REQUEST 1: Repeat the stretch of the excerpt on U.S.-China tariffs from "Back and forth, the" through "operations in China." without changing a word.
# DOCUMENT EXCERPT start
The tit-for-tat tariffs between the United States and China has continued to ratchet up toward a full-out trade war through the summer. It began with U.S. President Donald Trump’s first step toward his goal of reducing the trade gap with China by imposing a 30 percent tax on solar panels—China produces two-thirds of the world’s solar panels. Soon after, Washington slapped tariffs on Chinese steel and aluminum.

China retaliated by placing taxes on $2.4 billion in American exports, specifically those that would affect farmers.

Back and forth, the tax-slapping continued: Washington added taxes to everything from Chinese parachutes to sardines; Chinese foreign ministry spokesman Geng Shuang warned that Beijing will defend its “lawful rights and interests” with a return strike on a wider range of U.S. goods.

Public fears were stoked throughout the months-long ordeal, as both China and Europe—and the news media day after day—warned that an all-out trade war would trigger another global recession like the 2008 Financial Crisis. Further, Chinese authorities warned that if the dispute escalated, they would adopt unspecified “comprehensive measures.” That prompted concern among American companies that retaliation might expand to disrupting their operations in China.

Indeed, the world economy is at the mercy of these two nations, whose markets make up almost 40 percent of the global GDP.
# DOCUMENT EXCERPT end
# DATA LISTING start
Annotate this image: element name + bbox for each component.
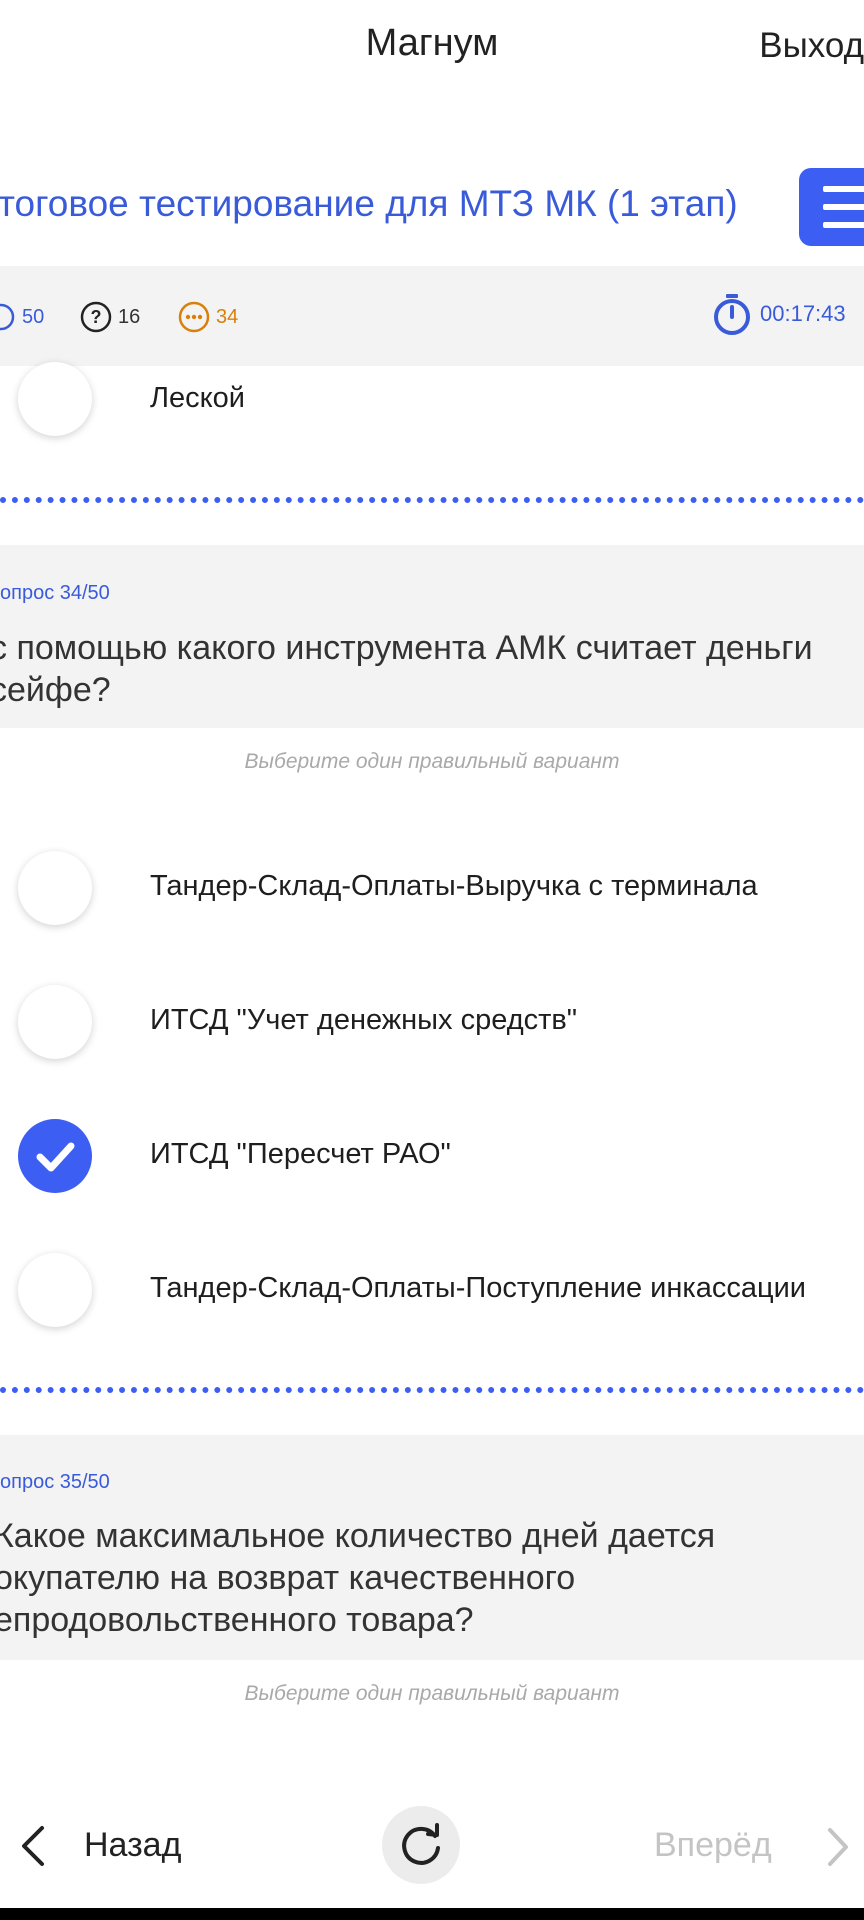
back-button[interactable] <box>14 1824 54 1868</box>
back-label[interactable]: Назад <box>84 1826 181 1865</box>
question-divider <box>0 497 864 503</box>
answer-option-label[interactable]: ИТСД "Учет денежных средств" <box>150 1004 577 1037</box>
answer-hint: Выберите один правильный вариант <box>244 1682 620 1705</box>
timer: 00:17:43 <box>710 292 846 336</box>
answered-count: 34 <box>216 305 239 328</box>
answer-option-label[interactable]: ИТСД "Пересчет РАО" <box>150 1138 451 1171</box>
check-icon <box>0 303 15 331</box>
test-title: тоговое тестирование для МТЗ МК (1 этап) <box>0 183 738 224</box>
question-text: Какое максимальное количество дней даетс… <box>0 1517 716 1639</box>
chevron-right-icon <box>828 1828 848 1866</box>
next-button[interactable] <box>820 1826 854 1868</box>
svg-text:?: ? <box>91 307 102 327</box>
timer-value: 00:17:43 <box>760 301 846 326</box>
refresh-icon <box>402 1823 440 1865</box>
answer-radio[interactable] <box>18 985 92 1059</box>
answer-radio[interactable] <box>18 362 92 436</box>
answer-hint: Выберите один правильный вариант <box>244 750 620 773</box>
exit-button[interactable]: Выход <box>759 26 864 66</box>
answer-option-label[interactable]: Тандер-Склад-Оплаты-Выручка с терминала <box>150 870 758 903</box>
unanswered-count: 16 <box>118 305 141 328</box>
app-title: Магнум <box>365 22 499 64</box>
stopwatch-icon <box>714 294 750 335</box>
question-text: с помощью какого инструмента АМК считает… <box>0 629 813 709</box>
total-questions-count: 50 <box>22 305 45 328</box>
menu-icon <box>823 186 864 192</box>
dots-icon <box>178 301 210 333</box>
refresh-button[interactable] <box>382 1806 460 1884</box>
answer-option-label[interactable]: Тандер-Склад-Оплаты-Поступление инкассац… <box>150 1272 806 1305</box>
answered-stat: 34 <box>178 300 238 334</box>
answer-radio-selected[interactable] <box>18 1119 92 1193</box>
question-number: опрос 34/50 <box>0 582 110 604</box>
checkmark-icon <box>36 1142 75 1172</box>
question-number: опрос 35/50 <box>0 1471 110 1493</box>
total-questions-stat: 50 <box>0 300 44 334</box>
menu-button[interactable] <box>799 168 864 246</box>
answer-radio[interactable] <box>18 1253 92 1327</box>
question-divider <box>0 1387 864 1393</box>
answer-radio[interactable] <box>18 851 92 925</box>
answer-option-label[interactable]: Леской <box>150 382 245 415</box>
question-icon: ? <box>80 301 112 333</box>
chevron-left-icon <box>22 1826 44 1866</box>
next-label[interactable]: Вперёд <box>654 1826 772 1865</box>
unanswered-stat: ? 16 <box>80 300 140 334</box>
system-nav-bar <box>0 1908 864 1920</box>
# DATA LISTING end
REQUEST 2: Reproduce the stretch of the records from the line that contains "back-button[interactable] <box>14 1824" through the line that contains "answer-hint: Выберите один правильный вариант <box>244 1682", with both of those lines included.

OUTPUT 1:
Back and forth, the tax-slapping continued: Washington added taxes to everything from Chinese parachutes to sardines; Chinese foreign ministry spokesman Geng Shuang warned that Beijing will defend its “lawful rights and interests” with a return strike on a wider range of U.S. goods.

Public fears were stoked throughout the months-long ordeal, as both China and Europe—and the news media day after day—warned that an all-out trade war would trigger another global recession like the 2008 Financial Crisis. Further, Chinese authorities warned that if the dispute escalated, they would adopt unspecified “comprehensive measures.” That prompted concern among American companies that retaliation might expand to disrupting their operations in China.

OUTPUT 2:
back-button[interactable] <box>14 1824 54 1868</box>
back-label[interactable]: Назад <box>84 1826 181 1865</box>
question-divider <box>0 497 864 503</box>
answer-option-label[interactable]: ИТСД "Учет денежных средств" <box>150 1004 577 1037</box>
answer-hint: Выберите один правильный вариант <box>244 1682 620 1705</box>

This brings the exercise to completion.